PROVIDED RECORDS -
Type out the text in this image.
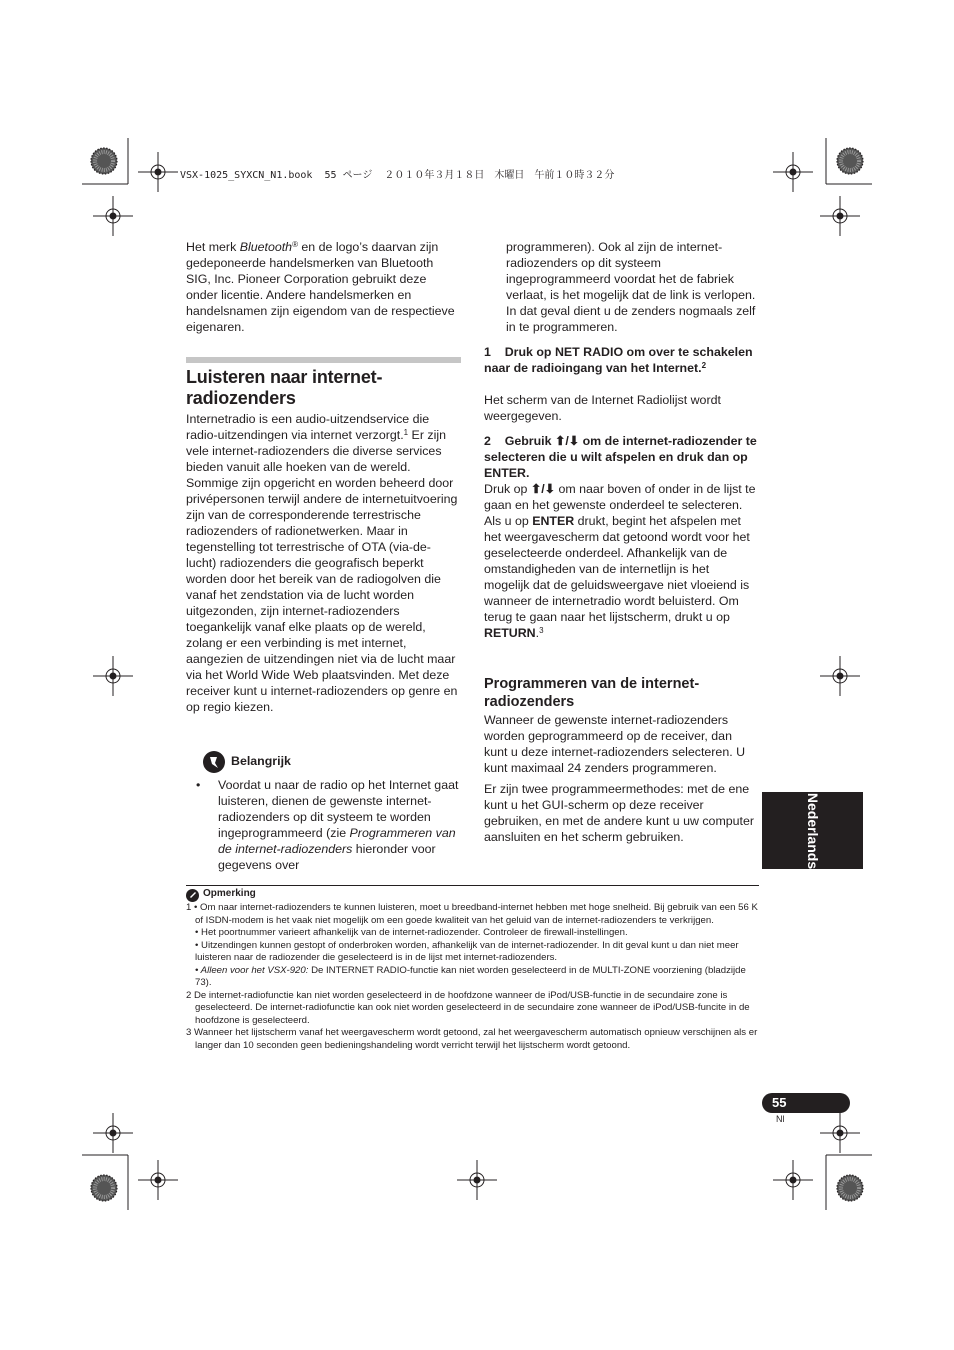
VSX-1025_SYXCN_N1.book  55 ページ  ２０１０年３月１８日　木曜日　午前１０時３２分

Het merk Bluetooth® en de logo’s daarvan zijn gedeponeerde handelsmerken van Bluetooth SIG, Inc. Pioneer Corporation gebruikt deze onder licentie. Andere handelsmerken en handelsnamen zijn eigendom van de respectieve eigenaren.

Luisteren naar internet-radiozenders

Internetradio is een audio-uitzendservice die radio-uitzendingen via internet verzorgt.$^1$ Er zijn vele internet-radiozenders die diverse services bieden vanuit alle hoeken van de wereld. Sommige zijn opgericht en worden beheerd door privépersonen terwijl andere de internetuitvoering zijn van de corresponderende terrestrische radiozenders of radionetwerken. Maar in tegenstelling tot terrestrische of OTA (via-de-lucht) radiozenders die geografisch beperkt worden door het bereik van de radiogolven die vanaf het zendstation via de lucht worden uitgezonden, zijn internet-radiozenders toegankelijk vanaf elke plaats op de wereld, zolang er een verbinding is met internet, aangezien de uitzendingen niet via de lucht maar via het World Wide Web plaatsvinden. Met deze receiver kunt u internet-radiozenders op genre en op regio kiezen.

Belangrijk
•	Voordat u naar de radio op het Internet gaat luisteren, dienen de gewenste internet-radiozenders op dit systeem te worden ingeprogrammeerd (zie Programmeren van de internet-radiozenders hieronder voor gegevens over

programmeren). Ook al zijn de internet-radiozenders op dit systeem ingeprogrammeerd voordat het de fabriek verlaat, is het mogelijk dat de link is verlopen. In dat geval dient u de zenders nogmaals zelf in te programmeren.
1 Druk op NET RADIO om over te schakelen naar de radioingang van het Internet.$^2$
Het scherm van de Internet Radiolijst wordt weergegeven.
2 Gebruik ⬆/⬇ om de internet-radiozender te selecteren die u wilt afspelen en druk dan op ENTER.

Druk op ⬆/⬇ om naar boven of onder in de lijst te gaan en het gewenste onderdeel te selecteren. Als u op ENTER drukt, begint het afspelen met het weergavescherm dat getoond wordt voor het geselecteerde onderdeel. Afhankelijk van de omstandigheden van de internetlijn is het mogelijk dat de geluidsweergave niet vloeiend is wanneer de internetradio wordt beluisterd. Om terug te gaan naar het lijstscherm, drukt u op RETURN.$^3$

Programmeren van de internet-radiozenders
Wanneer de gewenste internet-radiozenders worden geprogrammeerd op de receiver, dan kunt u deze internet-radiozenders selecteren. U kunt maximaal 24 zenders programmeren.
Er zijn twee programmeermethodes: met de ene kunt u het GUI-scherm op deze receiver gebruiken, en met de andere kunt u uw computer aansluiten en het scherm gebruiken.	Nederlands
Opmerking

1 • Om naar internet-radiozenders te kunnen luisteren, moet u breedband-internet hebben met hoge snelheid. Bij gebruik van een 56 K of ISDN-modem is het vaak niet mogelijk om een goede kwaliteit van het geluid van de internet-radiozenders te verkrijgen.

• Het poortnummer varieert afhankelijk van de internet-radiozender. Controleer de firewall-instellingen.

• Uitzendingen kunnen gestopt of onderbroken worden, afhankelijk van de internet-radiozender. In dit geval kunt u dan niet meer luisteren naar de radiozender die geselecteerd is in de lijst met internet-radiozenders.

• Alleen voor het VSX-920: De INTERNET RADIO-functie kan niet worden geselecteerd in de MULTI-ZONE voorziening (bladzijde 73).

2 De internet-radiofunctie kan niet worden geselecteerd in de hoofdzone wanneer de iPod/USB-functie in de secundaire zone is geselecteerd. De internet-radiofunctie kan ook niet worden geselecteerd in de secundaire zone wanneer de iPod/USB-funcite in de hoofdzone is geselecteerd.

3 Wanneer het lijstscherm vanaf het weergavescherm wordt getoond, zal het weergavescherm automatisch opnieuw verschijnen als er langer dan 10 seconden geen bedieningshandeling wordt verricht terwijl het lijstscherm wordt getoond.

55
Nl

INSTRUCTIONS FOR THE TASK - Without including any pictures, reproduce the listing exactly.

TASK RESPONSE -
Type out the text in this image.
VSX-1025_SYXCN_N1.book  55 ページ  ２０１０年３月１８日　木曜日　午前１０時３２分

Het merk Bluetooth® en de logo’s daarvan zijn gedeponeerde handelsmerken van Bluetooth SIG, Inc. Pioneer Corporation gebruikt deze onder licentie. Andere handelsmerken en handelsnamen zijn eigendom van de respectieve eigenaren.

Luisteren naar internet-radiozenders

Internetradio is een audio-uitzendservice die radio-uitzendingen via internet verzorgt.$^1$ Er zijn vele internet-radiozenders die diverse services bieden vanuit alle hoeken van de wereld. Sommige zijn opgericht en worden beheerd door privépersonen terwijl andere de internetuitvoering zijn van de corresponderende terrestrische radiozenders of radionetwerken. Maar in tegenstelling tot terrestrische of OTA (via-de-lucht) radiozenders die geografisch beperkt worden door het bereik van de radiogolven die vanaf het zendstation via de lucht worden uitgezonden, zijn internet-radiozenders toegankelijk vanaf elke plaats op de wereld, zolang er een verbinding is met internet, aangezien de uitzendingen niet via de lucht maar via het World Wide Web plaatsvinden. Met deze receiver kunt u internet-radiozenders op genre en op regio kiezen.

Belangrijk
•	Voordat u naar de radio op het Internet gaat luisteren, dienen de gewenste internet-radiozenders op dit systeem te worden ingeprogrammeerd (zie Programmeren van de internet-radiozenders hieronder voor gegevens over

programmeren). Ook al zijn de internet-radiozenders op dit systeem ingeprogrammeerd voordat het de fabriek verlaat, is het mogelijk dat de link is verlopen. In dat geval dient u de zenders nogmaals zelf in te programmeren.
1 Druk op NET RADIO om over te schakelen naar de radioingang van het Internet.$^2$
Het scherm van de Internet Radiolijst wordt weergegeven.
2 Gebruik ⬆/⬇ om de internet-radiozender te selecteren die u wilt afspelen en druk dan op ENTER.

Druk op ⬆/⬇ om naar boven of onder in de lijst te gaan en het gewenste onderdeel te selecteren. Als u op ENTER drukt, begint het afspelen met het weergavescherm dat getoond wordt voor het geselecteerde onderdeel. Afhankelijk van de omstandigheden van de internetlijn is het mogelijk dat de geluidsweergave niet vloeiend is wanneer de internetradio wordt beluisterd. Om terug te gaan naar het lijstscherm, drukt u op RETURN.$^3$

Programmeren van de internet-radiozenders
Wanneer de gewenste internet-radiozenders worden geprogrammeerd op de receiver, dan kunt u deze internet-radiozenders selecteren. U kunt maximaal 24 zenders programmeren.
Er zijn twee programmeermethodes: met de ene kunt u het GUI-scherm op deze receiver gebruiken, en met de andere kunt u uw computer aansluiten en het scherm gebruiken.	Nederlands
Opmerking

1 • Om naar internet-radiozenders te kunnen luisteren, moet u breedband-internet hebben met hoge snelheid. Bij gebruik van een 56 K of ISDN-modem is het vaak niet mogelijk om een goede kwaliteit van het geluid van de internet-radiozenders te verkrijgen.

• Het poortnummer varieert afhankelijk van de internet-radiozender. Controleer de firewall-instellingen.

• Uitzendingen kunnen gestopt of onderbroken worden, afhankelijk van de internet-radiozender. In dit geval kunt u dan niet meer luisteren naar de radiozender die geselecteerd is in de lijst met internet-radiozenders.

• Alleen voor het VSX-920: De INTERNET RADIO-functie kan niet worden geselecteerd in de MULTI-ZONE voorziening (bladzijde 73).

2 De internet-radiofunctie kan niet worden geselecteerd in de hoofdzone wanneer de iPod/USB-functie in de secundaire zone is geselecteerd. De internet-radiofunctie kan ook niet worden geselecteerd in de secundaire zone wanneer de iPod/USB-funcite in de hoofdzone is geselecteerd.

3 Wanneer het lijstscherm vanaf het weergavescherm wordt getoond, zal het weergavescherm automatisch opnieuw verschijnen als er langer dan 10 seconden geen bedieningshandeling wordt verricht terwijl het lijstscherm wordt getoond.

55
Nl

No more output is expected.